*Prompt*. Among these lines, how many include "color"? Answer only with the number.

*Dataset records*.

>> start

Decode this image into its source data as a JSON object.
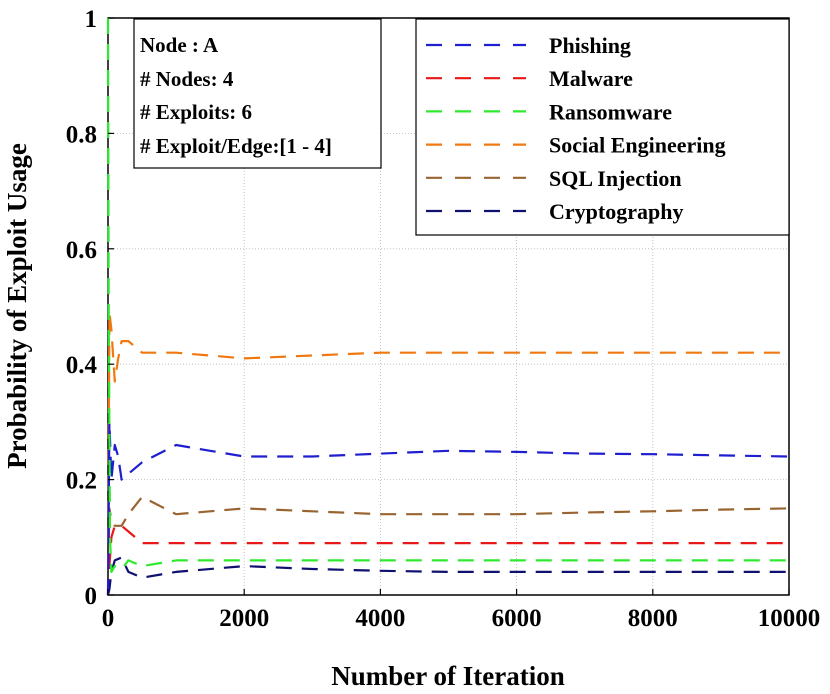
{
  "chart_data": {
    "type": "line",
    "title": "",
    "xlabel": "Number of Iteration",
    "ylabel": "Probability of Exploit Usage",
    "xlim": [
      0,
      10000
    ],
    "ylim": [
      0,
      1
    ],
    "x_ticks": [
      0,
      2000,
      4000,
      6000,
      8000,
      10000
    ],
    "y_ticks": [
      0,
      0.2,
      0.4,
      0.6,
      0.8,
      1
    ],
    "x_tick_labels": [
      "0",
      "2000",
      "4000",
      "6000",
      "8000",
      "10000"
    ],
    "y_tick_labels": [
      "0",
      "0.2",
      "0.4",
      "0.6",
      "0.8",
      "1"
    ],
    "grid": true,
    "legend_position": "top-right",
    "info_box": {
      "lines": [
        "Node : A",
        "# Nodes: 4",
        "# Exploits: 6",
        "# Exploit/Edge:[1 - 4]"
      ]
    },
    "series": [
      {
        "name": "Phishing",
        "color": "#1f1fd0",
        "x": [
          0,
          20,
          50,
          100,
          150,
          200,
          300,
          500,
          1000,
          1500,
          2000,
          3000,
          4000,
          5000,
          6000,
          7000,
          8000,
          9000,
          10000
        ],
        "y": [
          0,
          0.3,
          0.2,
          0.26,
          0.24,
          0.2,
          0.21,
          0.23,
          0.26,
          0.25,
          0.24,
          0.24,
          0.245,
          0.25,
          0.248,
          0.245,
          0.244,
          0.242,
          0.24
        ]
      },
      {
        "name": "Malware",
        "color": "#e81818",
        "x": [
          0,
          20,
          50,
          100,
          200,
          300,
          500,
          1000,
          2000,
          3000,
          4000,
          5000,
          6000,
          7000,
          8000,
          9000,
          10000
        ],
        "y": [
          0,
          0.05,
          0.1,
          0.12,
          0.12,
          0.11,
          0.09,
          0.09,
          0.09,
          0.09,
          0.09,
          0.09,
          0.09,
          0.09,
          0.09,
          0.09,
          0.09
        ]
      },
      {
        "name": "Ransomware",
        "color": "#2fe82f",
        "x": [
          0,
          10,
          30,
          50,
          100,
          200,
          300,
          500,
          1000,
          2000,
          3000,
          4000,
          5000,
          6000,
          7000,
          8000,
          9000,
          10000
        ],
        "y": [
          1,
          0.5,
          0.1,
          0.04,
          0.05,
          0.045,
          0.06,
          0.05,
          0.06,
          0.06,
          0.06,
          0.06,
          0.06,
          0.06,
          0.06,
          0.06,
          0.06,
          0.06
        ]
      },
      {
        "name": "Social Engineering",
        "color": "#f07810",
        "x": [
          0,
          20,
          50,
          100,
          150,
          200,
          300,
          500,
          1000,
          2000,
          3000,
          4000,
          5000,
          6000,
          7000,
          8000,
          9000,
          10000
        ],
        "y": [
          0,
          0.49,
          0.46,
          0.37,
          0.41,
          0.44,
          0.44,
          0.42,
          0.42,
          0.41,
          0.415,
          0.42,
          0.42,
          0.42,
          0.42,
          0.42,
          0.42,
          0.42
        ]
      },
      {
        "name": "SQL Injection",
        "color": "#9a6430",
        "x": [
          0,
          20,
          50,
          100,
          200,
          300,
          500,
          1000,
          2000,
          3000,
          4000,
          5000,
          6000,
          7000,
          8000,
          9000,
          10000
        ],
        "y": [
          0,
          0.15,
          0.13,
          0.12,
          0.12,
          0.14,
          0.17,
          0.14,
          0.15,
          0.145,
          0.14,
          0.14,
          0.14,
          0.143,
          0.145,
          0.148,
          0.15
        ]
      },
      {
        "name": "Cryptography",
        "color": "#101070",
        "x": [
          0,
          20,
          50,
          100,
          200,
          300,
          500,
          1000,
          2000,
          3000,
          4000,
          5000,
          6000,
          7000,
          8000,
          9000,
          10000
        ],
        "y": [
          0,
          0.01,
          0.04,
          0.06,
          0.065,
          0.04,
          0.03,
          0.04,
          0.05,
          0.045,
          0.042,
          0.04,
          0.04,
          0.04,
          0.04,
          0.04,
          0.04
        ]
      }
    ]
  }
}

>> end

*Full response*. 6